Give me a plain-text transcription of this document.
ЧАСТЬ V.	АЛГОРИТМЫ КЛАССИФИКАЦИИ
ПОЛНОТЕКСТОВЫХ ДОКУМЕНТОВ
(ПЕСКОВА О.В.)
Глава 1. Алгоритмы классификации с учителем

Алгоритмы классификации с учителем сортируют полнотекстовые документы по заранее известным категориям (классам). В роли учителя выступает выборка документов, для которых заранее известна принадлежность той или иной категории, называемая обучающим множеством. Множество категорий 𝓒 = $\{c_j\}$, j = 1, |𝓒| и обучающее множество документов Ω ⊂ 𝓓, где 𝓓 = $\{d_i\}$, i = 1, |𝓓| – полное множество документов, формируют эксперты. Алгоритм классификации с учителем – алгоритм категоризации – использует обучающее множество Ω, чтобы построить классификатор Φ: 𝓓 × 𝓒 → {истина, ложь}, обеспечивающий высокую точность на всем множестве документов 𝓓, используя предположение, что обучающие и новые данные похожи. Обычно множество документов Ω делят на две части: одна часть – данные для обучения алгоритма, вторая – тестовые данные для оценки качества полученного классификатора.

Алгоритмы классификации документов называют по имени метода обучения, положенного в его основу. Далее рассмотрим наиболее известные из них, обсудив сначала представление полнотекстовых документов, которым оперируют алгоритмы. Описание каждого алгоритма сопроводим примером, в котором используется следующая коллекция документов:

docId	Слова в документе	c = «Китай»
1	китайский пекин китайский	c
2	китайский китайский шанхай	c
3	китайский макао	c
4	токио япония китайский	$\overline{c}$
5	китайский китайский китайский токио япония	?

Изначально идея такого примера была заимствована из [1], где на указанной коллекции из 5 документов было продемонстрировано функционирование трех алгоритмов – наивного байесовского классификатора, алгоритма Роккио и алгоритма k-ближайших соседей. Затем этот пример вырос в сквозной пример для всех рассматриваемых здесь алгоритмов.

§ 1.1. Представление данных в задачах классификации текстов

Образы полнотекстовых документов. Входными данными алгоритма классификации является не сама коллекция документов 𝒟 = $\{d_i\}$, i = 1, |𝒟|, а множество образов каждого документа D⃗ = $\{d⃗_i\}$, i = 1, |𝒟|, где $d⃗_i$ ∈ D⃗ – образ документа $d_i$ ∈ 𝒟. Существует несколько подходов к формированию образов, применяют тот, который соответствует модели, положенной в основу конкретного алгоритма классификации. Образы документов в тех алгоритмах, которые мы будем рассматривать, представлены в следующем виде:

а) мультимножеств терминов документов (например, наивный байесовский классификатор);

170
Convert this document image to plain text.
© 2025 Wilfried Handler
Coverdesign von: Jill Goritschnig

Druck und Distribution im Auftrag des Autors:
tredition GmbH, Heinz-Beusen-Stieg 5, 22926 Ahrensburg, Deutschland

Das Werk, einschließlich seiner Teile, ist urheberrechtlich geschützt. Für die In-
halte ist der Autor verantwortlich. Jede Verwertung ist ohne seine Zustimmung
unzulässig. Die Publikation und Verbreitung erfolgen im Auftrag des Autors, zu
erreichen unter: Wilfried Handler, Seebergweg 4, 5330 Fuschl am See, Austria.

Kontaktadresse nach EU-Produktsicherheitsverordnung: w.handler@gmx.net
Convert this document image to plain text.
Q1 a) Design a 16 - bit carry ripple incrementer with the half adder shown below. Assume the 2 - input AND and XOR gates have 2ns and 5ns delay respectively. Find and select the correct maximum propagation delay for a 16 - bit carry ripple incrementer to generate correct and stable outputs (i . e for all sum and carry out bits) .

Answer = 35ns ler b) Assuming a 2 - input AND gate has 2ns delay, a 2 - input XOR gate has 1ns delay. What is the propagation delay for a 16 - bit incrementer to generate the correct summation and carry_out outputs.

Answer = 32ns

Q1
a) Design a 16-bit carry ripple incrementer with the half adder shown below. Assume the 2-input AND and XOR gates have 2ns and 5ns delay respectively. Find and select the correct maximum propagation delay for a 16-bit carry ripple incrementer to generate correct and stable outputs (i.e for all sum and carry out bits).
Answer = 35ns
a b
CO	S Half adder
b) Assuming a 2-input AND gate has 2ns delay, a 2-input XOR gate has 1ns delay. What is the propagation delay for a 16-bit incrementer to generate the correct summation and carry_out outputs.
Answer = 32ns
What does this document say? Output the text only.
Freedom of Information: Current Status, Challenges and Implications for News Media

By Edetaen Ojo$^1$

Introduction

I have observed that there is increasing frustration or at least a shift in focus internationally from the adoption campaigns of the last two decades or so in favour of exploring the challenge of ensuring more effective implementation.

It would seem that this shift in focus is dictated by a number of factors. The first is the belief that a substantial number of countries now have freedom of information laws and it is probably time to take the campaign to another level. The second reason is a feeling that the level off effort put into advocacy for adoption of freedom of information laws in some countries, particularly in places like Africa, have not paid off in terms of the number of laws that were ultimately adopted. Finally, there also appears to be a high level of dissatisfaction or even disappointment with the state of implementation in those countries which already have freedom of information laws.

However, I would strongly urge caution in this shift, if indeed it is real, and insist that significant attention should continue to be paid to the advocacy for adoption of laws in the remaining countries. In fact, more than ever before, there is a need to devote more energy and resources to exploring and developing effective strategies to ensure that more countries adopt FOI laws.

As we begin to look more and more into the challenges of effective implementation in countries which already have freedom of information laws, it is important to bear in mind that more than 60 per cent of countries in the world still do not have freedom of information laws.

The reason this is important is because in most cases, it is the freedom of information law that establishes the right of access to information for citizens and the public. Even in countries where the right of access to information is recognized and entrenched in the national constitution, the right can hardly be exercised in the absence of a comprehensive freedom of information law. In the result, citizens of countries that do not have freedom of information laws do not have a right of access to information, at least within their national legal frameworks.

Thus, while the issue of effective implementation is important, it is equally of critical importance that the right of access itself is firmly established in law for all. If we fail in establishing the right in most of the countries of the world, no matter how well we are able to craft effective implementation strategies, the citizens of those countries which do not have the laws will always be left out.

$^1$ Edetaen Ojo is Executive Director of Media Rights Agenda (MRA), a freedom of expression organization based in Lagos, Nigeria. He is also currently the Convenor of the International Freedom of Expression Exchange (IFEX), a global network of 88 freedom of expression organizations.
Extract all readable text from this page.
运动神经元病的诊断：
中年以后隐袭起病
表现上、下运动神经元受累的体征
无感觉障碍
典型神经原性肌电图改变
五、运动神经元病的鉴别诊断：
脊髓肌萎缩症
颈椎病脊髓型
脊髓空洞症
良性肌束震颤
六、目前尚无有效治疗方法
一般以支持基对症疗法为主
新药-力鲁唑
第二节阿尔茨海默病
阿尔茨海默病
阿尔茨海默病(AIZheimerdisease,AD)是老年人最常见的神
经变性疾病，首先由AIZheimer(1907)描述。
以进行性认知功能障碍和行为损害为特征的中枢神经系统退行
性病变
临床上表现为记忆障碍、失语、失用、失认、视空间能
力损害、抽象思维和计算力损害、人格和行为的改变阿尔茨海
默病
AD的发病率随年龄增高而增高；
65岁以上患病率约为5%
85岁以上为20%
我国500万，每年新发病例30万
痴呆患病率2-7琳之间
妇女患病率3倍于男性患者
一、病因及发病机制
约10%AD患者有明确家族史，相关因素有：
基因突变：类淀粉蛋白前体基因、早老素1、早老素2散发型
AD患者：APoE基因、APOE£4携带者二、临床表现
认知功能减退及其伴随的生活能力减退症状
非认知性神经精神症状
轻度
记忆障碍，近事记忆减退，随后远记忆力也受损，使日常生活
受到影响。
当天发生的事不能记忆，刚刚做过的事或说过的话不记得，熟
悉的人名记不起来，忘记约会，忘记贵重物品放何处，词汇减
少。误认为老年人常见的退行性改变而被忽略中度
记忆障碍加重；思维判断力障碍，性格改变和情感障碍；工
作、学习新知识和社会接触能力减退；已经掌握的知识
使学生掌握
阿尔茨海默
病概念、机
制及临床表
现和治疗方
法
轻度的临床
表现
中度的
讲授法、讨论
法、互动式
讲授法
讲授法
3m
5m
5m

......

# [What the task asks]
Give back exactly the lines from the line containing "Extract all readable text from this page." to the end of the entries, and no other lines.

# [Correct answer]
Extract all readable text from this page.
运动神经元病的诊断：
中年以后隐袭起病
表现上、下运动神经元受累的体征
无感觉障碍
典型神经原性肌电图改变
五、运动神经元病的鉴别诊断：
脊髓肌萎缩症
颈椎病脊髓型
脊髓空洞症
良性肌束震颤
六、目前尚无有效治疗方法
一般以支持基对症疗法为主
新药-力鲁唑
第二节阿尔茨海默病
阿尔茨海默病
阿尔茨海默病(AIZheimerdisease,AD)是老年人最常见的神
经变性疾病，首先由AIZheimer(1907)描述。
以进行性认知功能障碍和行为损害为特征的中枢神经系统退行
性病变
临床上表现为记忆障碍、失语、失用、失认、视空间能
力损害、抽象思维和计算力损害、人格和行为的改变阿尔茨海
默病
AD的发病率随年龄增高而增高；
65岁以上患病率约为5%
85岁以上为20%
我国500万，每年新发病例30万
痴呆患病率2-7琳之间
妇女患病率3倍于男性患者
一、病因及发病机制
约10%AD患者有明确家族史，相关因素有：
基因突变：类淀粉蛋白前体基因、早老素1、早老素2散发型
AD患者：APoE基因、APOE£4携带者二、临床表现
认知功能减退及其伴随的生活能力减退症状
非认知性神经精神症状
轻度
记忆障碍，近事记忆减退，随后远记忆力也受损，使日常生活
受到影响。
当天发生的事不能记忆，刚刚做过的事或说过的话不记得，熟
悉的人名记不起来，忘记约会，忘记贵重物品放何处，词汇减
少。误认为老年人常见的退行性改变而被忽略中度
记忆障碍加重；思维判断力障碍，性格改变和情感障碍；工
作、学习新知识和社会接触能力减退；已经掌握的知识
使学生掌握
阿尔茨海默
病概念、机
制及临床表
现和治疗方
法
轻度的临床
表现
中度的
讲授法、讨论
法、互动式
讲授法
讲授法
3m
5m
5m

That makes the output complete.